• [Your objective]:
In the VietMed-MCQ summary, which model serves as the student that verifies reasoning and grounding?

• [Text block]:
━━━━

VietMed-MCQ: A Consistency-Filtered Data Synthesis Framework for Vietnamese Traditional Medicine Evaluation
Huynh Trung Kiet, Dao Sy Duy Minh, Nguyen Dinh Ha Duong, Le Hoang Minh Huy, Long Nguyen, Dien Dinh
TL;DR
VietMed-MCQ tackles the scarcity of high-quality benchmarks for Vietnamese Traditional Medicine by proposing a Retrieval-Augmented Generation framework guarded by a dual-model consistency filter. A Llama-3.1-70B teacher generates context-referenced MCQs from unstructured VTM texts, and a Qwen-2.5-32B student verifies reasoning and grounding to retain $3{,}190$ high-fidelity items, achieving $94.2\%$ expert approval and $\kappa = 0.82$. Benchmarking seven models reveals that cross-lingual transfer from Traditional Chinese Medicine priors can outperform Vietnamese-specialized models, especially at larger scales, though complex diagnostic reasoning remains challenging and MCQ-specific biases persist. The work provides a public dataset and code to accelerate research in low-resource medical NLP, while outlining limitations in the evidence-grounding approach and proposing multimodal and free-response extensions for future improvements.
Abstract
Large Language Models (LLMs) have demonstrated remarkable proficiency in general medical domains. However, their performance significantly degrades in specialized, culturally specific domains such as Vietnamese Traditional Medicine (VTM), primarily due to the scarcity of high-quality, structured benchmarks. In this paper, we introduce VietMed-MCQ, a novel multiple-choice question dataset generated via a Retrieval-Augmented Generation (RAG) pipeline with an automated consistency check mechanism. Unlike previous synthetic datasets, our framework incorporates a dual-model validation approach to ensure reasoning consistency through independent answer verification, though the substring-based evidence checking has known limitations. The complete dataset of 3,190 questions spans three difficulty levels and underwent validation by one medical expert and four students, achieving 94.2 percent approval with substantial inter-rater agreement (Fleiss' kappa = 0.82). We benchmark seven open-source models on VietMed-MCQ. Results reveal that general-purpose models with strong Chinese priors outperform Vietnamese-centric models, highlighting cross-lingual conceptual transfer, while all models still struggle with complex diagnostic reasoning. Our code and dataset are publicly available to foster research in low-resource medical domains.

━━━━

• [Stored records]:

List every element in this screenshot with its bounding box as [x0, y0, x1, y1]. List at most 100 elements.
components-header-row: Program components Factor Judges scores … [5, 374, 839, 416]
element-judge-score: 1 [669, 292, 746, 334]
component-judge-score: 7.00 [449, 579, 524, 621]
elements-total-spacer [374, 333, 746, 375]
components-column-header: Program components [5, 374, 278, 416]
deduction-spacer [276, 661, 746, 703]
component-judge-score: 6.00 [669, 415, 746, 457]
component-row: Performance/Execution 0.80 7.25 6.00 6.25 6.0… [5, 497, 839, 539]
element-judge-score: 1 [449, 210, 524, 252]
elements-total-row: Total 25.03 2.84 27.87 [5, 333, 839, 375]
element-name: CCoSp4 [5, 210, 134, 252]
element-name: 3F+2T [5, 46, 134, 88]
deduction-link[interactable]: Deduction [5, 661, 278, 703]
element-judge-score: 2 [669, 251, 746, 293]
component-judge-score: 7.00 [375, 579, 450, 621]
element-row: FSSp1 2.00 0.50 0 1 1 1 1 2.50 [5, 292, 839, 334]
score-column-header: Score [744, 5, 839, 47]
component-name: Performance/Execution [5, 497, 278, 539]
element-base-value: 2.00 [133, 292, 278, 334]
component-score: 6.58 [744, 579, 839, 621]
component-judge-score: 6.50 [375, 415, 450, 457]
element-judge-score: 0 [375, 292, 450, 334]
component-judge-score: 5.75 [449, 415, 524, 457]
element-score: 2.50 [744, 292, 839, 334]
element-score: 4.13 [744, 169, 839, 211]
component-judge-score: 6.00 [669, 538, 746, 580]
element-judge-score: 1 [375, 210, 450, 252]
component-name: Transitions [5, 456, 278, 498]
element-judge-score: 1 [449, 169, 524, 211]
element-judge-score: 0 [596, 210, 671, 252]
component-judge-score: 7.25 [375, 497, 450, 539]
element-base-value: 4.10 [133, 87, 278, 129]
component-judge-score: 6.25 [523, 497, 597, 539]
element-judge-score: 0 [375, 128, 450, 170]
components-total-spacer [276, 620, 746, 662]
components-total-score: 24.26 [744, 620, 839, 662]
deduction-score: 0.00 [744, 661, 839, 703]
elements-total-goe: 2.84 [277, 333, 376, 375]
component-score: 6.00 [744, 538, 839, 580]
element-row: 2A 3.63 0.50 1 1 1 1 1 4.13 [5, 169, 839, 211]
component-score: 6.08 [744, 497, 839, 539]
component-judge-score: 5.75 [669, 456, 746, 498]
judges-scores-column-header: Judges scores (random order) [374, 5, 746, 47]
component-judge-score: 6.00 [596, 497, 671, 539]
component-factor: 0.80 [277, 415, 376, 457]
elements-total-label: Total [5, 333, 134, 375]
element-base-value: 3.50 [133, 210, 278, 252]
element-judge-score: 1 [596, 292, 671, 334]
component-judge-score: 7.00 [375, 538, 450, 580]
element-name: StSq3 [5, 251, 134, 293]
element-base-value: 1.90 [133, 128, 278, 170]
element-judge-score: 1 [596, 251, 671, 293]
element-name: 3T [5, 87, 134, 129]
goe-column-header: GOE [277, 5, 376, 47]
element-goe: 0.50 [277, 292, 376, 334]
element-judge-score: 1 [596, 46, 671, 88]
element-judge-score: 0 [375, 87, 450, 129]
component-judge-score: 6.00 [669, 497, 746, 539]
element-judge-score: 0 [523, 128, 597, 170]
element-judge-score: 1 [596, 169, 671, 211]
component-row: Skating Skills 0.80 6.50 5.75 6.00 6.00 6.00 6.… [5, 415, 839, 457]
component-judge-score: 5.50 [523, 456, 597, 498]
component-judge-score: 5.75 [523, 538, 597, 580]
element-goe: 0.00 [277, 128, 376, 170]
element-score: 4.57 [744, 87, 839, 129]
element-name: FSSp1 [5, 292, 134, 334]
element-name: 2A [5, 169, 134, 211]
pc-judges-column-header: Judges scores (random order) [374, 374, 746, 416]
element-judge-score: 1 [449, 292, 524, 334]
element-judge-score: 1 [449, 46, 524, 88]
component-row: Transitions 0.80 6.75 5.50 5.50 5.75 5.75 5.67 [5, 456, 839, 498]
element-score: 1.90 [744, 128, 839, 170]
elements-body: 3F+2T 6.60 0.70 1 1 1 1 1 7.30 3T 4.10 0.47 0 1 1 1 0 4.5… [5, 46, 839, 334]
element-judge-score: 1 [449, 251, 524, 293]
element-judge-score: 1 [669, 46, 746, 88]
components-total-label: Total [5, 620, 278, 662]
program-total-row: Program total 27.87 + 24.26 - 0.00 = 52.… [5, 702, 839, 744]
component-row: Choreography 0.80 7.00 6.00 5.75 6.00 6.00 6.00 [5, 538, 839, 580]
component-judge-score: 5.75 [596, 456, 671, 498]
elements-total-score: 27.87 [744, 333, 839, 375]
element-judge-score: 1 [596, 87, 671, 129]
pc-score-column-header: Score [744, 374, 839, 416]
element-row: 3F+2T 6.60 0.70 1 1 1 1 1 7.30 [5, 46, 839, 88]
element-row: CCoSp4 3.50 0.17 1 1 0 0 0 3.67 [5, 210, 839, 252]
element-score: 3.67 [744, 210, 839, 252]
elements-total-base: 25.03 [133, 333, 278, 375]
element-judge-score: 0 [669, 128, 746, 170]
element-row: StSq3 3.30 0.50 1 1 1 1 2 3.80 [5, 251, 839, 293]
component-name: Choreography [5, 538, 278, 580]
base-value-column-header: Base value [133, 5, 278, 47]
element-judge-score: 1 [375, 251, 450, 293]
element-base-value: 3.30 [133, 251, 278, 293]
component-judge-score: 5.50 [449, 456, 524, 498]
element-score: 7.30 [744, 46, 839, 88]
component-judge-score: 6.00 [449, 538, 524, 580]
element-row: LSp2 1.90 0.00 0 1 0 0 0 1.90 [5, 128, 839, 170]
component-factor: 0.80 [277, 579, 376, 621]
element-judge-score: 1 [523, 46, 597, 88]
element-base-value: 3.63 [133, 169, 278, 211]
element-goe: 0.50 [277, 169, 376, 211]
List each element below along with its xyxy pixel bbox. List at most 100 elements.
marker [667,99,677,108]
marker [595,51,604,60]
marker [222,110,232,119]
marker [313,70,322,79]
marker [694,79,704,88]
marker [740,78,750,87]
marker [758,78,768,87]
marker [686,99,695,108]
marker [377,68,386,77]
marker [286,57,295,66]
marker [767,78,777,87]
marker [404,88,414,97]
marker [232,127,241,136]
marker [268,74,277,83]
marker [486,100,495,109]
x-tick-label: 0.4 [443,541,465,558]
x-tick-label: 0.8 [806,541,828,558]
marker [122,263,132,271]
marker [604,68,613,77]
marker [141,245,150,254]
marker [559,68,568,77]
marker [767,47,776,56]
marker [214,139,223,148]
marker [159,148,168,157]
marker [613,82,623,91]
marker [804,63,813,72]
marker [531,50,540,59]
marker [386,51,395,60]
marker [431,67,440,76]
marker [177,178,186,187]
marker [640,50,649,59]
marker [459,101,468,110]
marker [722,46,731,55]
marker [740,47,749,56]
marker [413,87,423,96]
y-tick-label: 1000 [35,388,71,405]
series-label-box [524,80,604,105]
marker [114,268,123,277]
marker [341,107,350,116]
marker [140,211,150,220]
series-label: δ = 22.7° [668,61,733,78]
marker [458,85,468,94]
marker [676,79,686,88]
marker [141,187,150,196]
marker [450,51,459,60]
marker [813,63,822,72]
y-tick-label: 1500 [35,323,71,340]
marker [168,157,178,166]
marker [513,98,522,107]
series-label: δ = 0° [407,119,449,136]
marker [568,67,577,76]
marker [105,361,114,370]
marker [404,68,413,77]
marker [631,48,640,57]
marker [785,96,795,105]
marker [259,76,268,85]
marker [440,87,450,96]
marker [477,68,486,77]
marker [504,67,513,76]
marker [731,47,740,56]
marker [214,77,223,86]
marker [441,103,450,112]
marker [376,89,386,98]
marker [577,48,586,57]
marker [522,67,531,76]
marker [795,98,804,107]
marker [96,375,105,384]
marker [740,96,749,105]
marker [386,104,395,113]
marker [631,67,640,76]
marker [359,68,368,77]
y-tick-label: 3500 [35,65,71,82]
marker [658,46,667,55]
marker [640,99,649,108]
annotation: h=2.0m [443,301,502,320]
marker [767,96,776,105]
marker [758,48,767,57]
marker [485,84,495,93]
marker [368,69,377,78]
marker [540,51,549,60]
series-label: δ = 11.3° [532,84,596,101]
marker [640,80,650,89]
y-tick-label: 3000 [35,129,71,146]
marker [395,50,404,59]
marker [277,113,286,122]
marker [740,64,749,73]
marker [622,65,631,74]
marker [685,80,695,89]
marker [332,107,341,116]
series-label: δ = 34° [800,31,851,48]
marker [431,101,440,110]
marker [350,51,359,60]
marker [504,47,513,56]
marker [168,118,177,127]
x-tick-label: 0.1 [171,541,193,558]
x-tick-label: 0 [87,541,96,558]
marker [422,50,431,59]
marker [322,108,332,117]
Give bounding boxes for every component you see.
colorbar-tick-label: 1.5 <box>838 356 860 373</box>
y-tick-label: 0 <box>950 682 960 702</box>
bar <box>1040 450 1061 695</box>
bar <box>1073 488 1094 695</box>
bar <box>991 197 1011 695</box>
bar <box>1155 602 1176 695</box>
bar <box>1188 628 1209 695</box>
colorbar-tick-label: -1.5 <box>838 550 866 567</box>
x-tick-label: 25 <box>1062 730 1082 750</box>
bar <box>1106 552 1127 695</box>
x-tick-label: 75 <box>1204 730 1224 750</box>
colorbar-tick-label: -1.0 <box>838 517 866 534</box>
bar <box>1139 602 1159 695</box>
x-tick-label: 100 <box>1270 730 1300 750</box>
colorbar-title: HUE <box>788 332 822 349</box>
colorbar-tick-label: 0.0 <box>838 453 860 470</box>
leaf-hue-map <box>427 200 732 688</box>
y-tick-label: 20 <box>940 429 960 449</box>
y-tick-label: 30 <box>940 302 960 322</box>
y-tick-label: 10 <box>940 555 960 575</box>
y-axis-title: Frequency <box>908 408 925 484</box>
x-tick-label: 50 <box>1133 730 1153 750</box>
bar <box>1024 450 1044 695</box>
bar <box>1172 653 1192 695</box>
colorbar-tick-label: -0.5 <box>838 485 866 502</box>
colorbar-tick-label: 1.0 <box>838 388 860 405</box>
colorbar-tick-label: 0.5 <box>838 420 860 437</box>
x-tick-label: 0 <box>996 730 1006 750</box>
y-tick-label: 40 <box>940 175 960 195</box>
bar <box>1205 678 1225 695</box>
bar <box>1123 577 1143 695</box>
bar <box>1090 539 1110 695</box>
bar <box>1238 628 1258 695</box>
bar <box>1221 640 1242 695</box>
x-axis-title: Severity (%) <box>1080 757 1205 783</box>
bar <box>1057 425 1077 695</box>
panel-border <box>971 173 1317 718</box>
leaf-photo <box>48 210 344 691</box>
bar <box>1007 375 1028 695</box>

━━━━

• [Written response]:
Qwen-2.5-32B